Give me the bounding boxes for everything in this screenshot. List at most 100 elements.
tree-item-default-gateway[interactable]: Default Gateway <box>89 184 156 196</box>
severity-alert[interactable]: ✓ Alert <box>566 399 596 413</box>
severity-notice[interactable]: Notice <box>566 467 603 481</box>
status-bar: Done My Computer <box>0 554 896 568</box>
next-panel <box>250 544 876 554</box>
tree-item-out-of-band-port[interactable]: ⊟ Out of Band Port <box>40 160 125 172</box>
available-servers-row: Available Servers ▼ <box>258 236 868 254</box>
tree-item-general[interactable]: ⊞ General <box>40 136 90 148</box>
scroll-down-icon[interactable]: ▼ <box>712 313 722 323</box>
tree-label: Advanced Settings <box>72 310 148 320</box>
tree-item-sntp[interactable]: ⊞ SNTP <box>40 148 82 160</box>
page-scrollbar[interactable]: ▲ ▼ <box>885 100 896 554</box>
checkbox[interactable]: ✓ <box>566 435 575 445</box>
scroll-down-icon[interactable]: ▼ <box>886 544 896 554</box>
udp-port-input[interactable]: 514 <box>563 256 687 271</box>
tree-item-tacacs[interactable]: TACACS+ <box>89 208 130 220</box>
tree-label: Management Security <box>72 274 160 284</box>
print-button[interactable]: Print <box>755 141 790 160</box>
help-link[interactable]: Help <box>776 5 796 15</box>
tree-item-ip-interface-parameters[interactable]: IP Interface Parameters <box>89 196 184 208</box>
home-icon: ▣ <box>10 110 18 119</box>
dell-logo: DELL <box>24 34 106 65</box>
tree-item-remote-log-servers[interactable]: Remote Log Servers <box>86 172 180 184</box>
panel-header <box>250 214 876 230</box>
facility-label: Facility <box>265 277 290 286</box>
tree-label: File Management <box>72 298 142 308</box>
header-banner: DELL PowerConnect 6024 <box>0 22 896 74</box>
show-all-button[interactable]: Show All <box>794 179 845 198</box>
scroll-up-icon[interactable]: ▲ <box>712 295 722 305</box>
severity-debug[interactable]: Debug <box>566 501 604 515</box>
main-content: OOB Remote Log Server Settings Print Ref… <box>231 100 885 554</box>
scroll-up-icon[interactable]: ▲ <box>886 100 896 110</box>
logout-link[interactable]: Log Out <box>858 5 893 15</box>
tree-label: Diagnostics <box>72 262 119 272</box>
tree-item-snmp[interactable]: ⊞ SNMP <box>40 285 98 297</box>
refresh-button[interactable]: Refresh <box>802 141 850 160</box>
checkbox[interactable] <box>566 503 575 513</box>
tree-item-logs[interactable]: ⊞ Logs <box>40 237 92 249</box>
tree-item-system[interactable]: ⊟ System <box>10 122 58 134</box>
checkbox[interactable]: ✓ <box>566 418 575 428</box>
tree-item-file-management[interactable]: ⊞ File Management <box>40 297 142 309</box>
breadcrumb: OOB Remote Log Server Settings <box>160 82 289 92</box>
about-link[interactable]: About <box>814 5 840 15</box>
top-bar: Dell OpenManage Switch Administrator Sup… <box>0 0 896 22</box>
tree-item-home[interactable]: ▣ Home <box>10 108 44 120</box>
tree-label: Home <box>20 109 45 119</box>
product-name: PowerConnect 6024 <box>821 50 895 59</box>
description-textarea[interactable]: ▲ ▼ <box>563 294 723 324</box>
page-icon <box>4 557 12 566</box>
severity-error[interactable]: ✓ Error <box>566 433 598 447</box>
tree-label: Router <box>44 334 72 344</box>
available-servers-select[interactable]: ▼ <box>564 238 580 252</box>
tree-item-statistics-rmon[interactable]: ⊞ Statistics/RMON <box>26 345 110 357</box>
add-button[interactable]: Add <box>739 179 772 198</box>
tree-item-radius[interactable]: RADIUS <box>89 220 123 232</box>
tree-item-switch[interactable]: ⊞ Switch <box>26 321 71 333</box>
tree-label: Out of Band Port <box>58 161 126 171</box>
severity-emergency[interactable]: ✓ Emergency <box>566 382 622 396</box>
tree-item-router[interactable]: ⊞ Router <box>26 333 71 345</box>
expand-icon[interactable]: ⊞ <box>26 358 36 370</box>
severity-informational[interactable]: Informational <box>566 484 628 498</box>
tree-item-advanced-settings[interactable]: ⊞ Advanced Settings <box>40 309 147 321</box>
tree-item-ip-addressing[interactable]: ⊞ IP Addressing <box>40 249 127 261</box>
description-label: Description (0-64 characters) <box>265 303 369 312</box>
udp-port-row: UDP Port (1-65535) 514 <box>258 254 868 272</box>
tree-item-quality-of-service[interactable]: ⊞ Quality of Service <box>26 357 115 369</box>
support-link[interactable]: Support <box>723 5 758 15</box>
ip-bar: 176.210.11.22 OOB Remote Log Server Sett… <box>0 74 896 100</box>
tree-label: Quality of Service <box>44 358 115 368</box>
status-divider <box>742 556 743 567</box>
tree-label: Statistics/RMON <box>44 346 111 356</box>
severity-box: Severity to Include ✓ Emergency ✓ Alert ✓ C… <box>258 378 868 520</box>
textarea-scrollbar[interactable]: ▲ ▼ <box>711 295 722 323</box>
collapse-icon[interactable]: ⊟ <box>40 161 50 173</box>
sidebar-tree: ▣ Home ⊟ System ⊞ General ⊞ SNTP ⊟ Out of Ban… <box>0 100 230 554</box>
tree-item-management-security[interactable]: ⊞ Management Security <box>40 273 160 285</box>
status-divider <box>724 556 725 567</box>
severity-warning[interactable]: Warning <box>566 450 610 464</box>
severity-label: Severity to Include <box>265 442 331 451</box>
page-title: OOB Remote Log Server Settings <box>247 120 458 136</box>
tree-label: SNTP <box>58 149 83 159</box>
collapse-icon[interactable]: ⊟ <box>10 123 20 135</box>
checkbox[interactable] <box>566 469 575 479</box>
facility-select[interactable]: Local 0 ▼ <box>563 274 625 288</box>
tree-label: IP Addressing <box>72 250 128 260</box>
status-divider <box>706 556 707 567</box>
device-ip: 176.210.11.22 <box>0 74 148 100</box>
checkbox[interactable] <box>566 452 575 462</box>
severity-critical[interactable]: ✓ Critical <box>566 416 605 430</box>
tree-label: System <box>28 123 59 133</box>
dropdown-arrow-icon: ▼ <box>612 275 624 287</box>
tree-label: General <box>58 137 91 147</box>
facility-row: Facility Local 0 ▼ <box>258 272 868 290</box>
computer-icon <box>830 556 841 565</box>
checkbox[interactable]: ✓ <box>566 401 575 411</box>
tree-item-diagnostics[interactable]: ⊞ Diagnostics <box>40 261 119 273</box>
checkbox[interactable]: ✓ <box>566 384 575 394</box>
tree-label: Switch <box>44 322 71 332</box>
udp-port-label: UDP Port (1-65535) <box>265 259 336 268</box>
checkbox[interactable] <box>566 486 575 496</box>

-.-.-

Verzamel uit de bovenstaande data alle regels waarin het woord "Management" voorkomt.

ANTWOORD:
tree-label: Management Security <box>72 274 160 284</box>
tree-label: File Management <box>72 298 142 308</box>
tree-item-file-management[interactable]: ⊞ File Management <box>40 297 142 309</box>
tree-item-management-security[interactable]: ⊞ Management Security <box>40 273 160 285</box>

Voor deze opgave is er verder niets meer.